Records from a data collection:
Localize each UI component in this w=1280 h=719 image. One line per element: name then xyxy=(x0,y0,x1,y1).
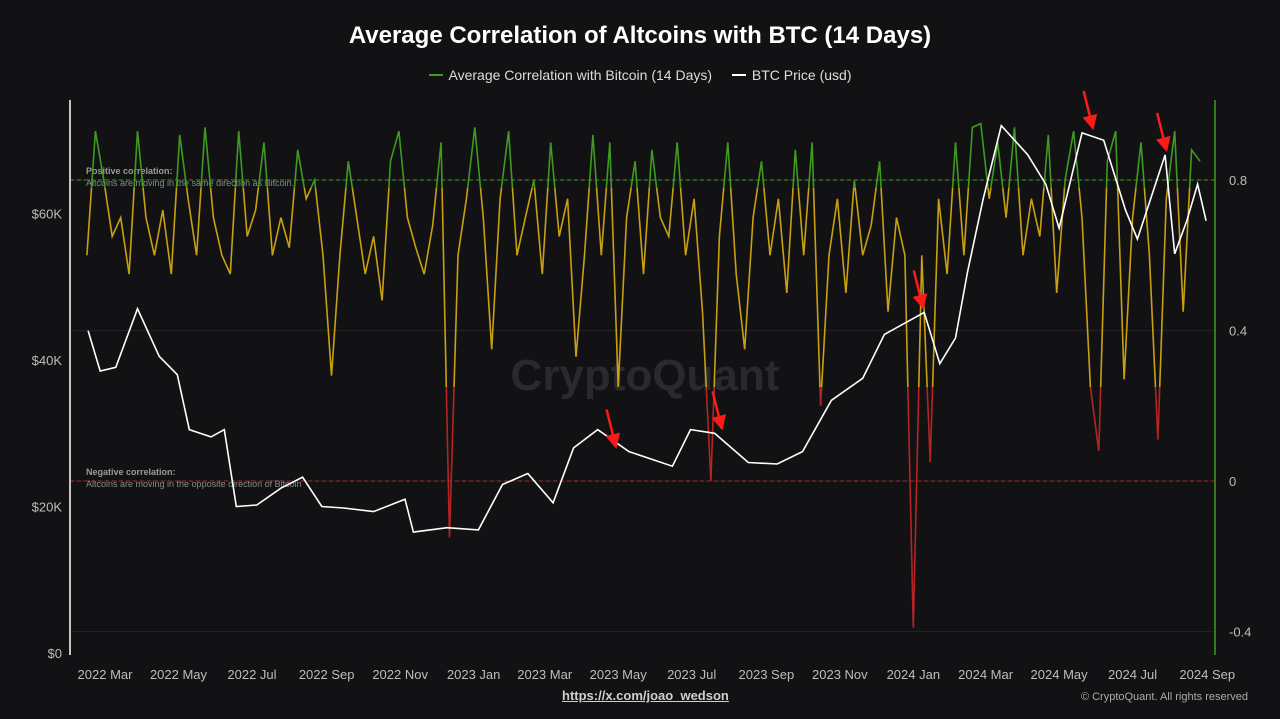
left-axis-tick-label: $0 xyxy=(48,646,62,661)
right-axis-tick-label: 0 xyxy=(1229,474,1236,489)
reference-label: Positive correlation: xyxy=(86,166,173,176)
red-arrow-annotation xyxy=(711,390,727,431)
right-axis-tick-label: 0.4 xyxy=(1229,324,1247,339)
legend-label: Average Correlation with Bitcoin (14 Day… xyxy=(448,67,713,83)
left-axis-tick-label: $60K xyxy=(32,207,63,222)
btc-price-line xyxy=(87,123,1207,533)
x-axis-tick-label: 2023 Jan xyxy=(447,667,501,682)
red-arrow-annotation xyxy=(1155,112,1171,153)
right-axis-tick-label: 0.8 xyxy=(1229,173,1247,188)
correlation-line xyxy=(90,122,1201,188)
x-axis-tick-label: 2023 Jul xyxy=(667,667,716,682)
left-axis-tick-label: $20K xyxy=(32,500,63,515)
red-arrow-annotation xyxy=(912,270,928,310)
correlation-line xyxy=(86,188,1191,387)
left-axis-tick-label: $40K xyxy=(32,353,63,368)
legend-label: BTC Price (usd) xyxy=(751,67,852,83)
legend: Average Correlation with Bitcoin (14 Day… xyxy=(0,63,1280,83)
right-axis-tick-label: -0.4 xyxy=(1229,625,1251,640)
x-axis-tick-label: 2023 Sep xyxy=(739,667,795,682)
watermark: CryptoQuant xyxy=(511,351,780,400)
x-axis-tick-label: 2022 May xyxy=(150,667,208,682)
reference-label: Negative correlation: xyxy=(86,467,176,477)
x-axis-tick-label: 2022 Sep xyxy=(299,667,355,682)
copyright: © CryptoQuant. All rights reserved xyxy=(1080,691,1248,703)
reference-text: Altcoins are moving in the same directio… xyxy=(86,178,294,188)
reference-text: Altcoins are moving in the opposite dire… xyxy=(86,479,302,489)
chart-title: Average Correlation of Altcoins with BTC… xyxy=(348,22,932,49)
red-arrow-annotation xyxy=(1082,90,1098,131)
x-axis-tick-label: 2023 May xyxy=(590,667,648,682)
x-axis-tick-label: 2022 Jul xyxy=(227,667,276,682)
x-axis-tick-label: 2024 Mar xyxy=(958,667,1014,682)
x-axis-tick-label: 2024 Sep xyxy=(1179,667,1235,682)
x-axis-tick-label: 2023 Mar xyxy=(517,667,573,682)
x-axis-tick-label: 2022 Mar xyxy=(78,667,134,682)
legend-swatch xyxy=(428,74,443,76)
x-axis-tick-label: 2023 Nov xyxy=(812,667,868,682)
legend-item-correlation[interactable]: Average Correlation with Bitcoin (14 Day… xyxy=(428,67,713,83)
legend-swatch xyxy=(731,74,746,76)
author-link[interactable]: https://x.com/joao_wedson xyxy=(562,688,729,703)
x-axis-tick-label: 2024 Jan xyxy=(887,667,941,682)
red-arrow-annotation xyxy=(605,409,621,449)
x-axis-tick-label: 2024 Jul xyxy=(1108,667,1157,682)
x-axis-tick-label: 2024 May xyxy=(1031,667,1089,682)
legend-item-btc-price[interactable]: BTC Price (usd) xyxy=(731,67,852,83)
x-axis-tick-label: 2022 Nov xyxy=(372,667,428,682)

## WHAT YOU NEED TO DO
Reproduce the rows from the line with "left-axis-tick-label: $0 xyxy=(48,646,62,661)" to the line with "reference-text: Altcoins are moving in the same", substituting "arrow-marker" for "red-arrow-annotation" and changing nothing else.

## SOLVED PROBLEM
left-axis-tick-label: $0 xyxy=(48,646,62,661)
right-axis-tick-label: 0 xyxy=(1229,474,1236,489)
reference-label: Positive correlation: xyxy=(86,166,173,176)
arrow-marker xyxy=(711,390,727,431)
right-axis-tick-label: 0.4 xyxy=(1229,324,1247,339)
legend-label: Average Correlation with Bitcoin (14 Day… xyxy=(448,67,713,83)
left-axis-tick-label: $60K xyxy=(32,207,63,222)
btc-price-line xyxy=(87,123,1207,533)
x-axis-tick-label: 2023 Jan xyxy=(447,667,501,682)
arrow-marker xyxy=(1155,112,1171,153)
right-axis-tick-label: 0.8 xyxy=(1229,173,1247,188)
correlation-line xyxy=(90,122,1201,188)
x-axis-tick-label: 2023 Jul xyxy=(667,667,716,682)
left-axis-tick-label: $20K xyxy=(32,500,63,515)
arrow-marker xyxy=(912,270,928,310)
correlation-line xyxy=(86,188,1191,387)
left-axis-tick-label: $40K xyxy=(32,353,63,368)
legend-label: BTC Price (usd) xyxy=(751,67,852,83)
legend: Average Correlation with Bitcoin (14 Day… xyxy=(0,63,1280,83)
right-axis-tick-label: -0.4 xyxy=(1229,625,1251,640)
x-axis-tick-label: 2023 Sep xyxy=(739,667,795,682)
watermark: CryptoQuant xyxy=(511,351,780,400)
x-axis-tick-label: 2022 May xyxy=(150,667,208,682)
reference-label: Negative correlation: xyxy=(86,467,176,477)
x-axis-tick-label: 2022 Sep xyxy=(299,667,355,682)
copyright: © CryptoQuant. All rights reserved xyxy=(1080,691,1248,703)
reference-text: Altcoins are moving in the same directio… xyxy=(86,178,294,188)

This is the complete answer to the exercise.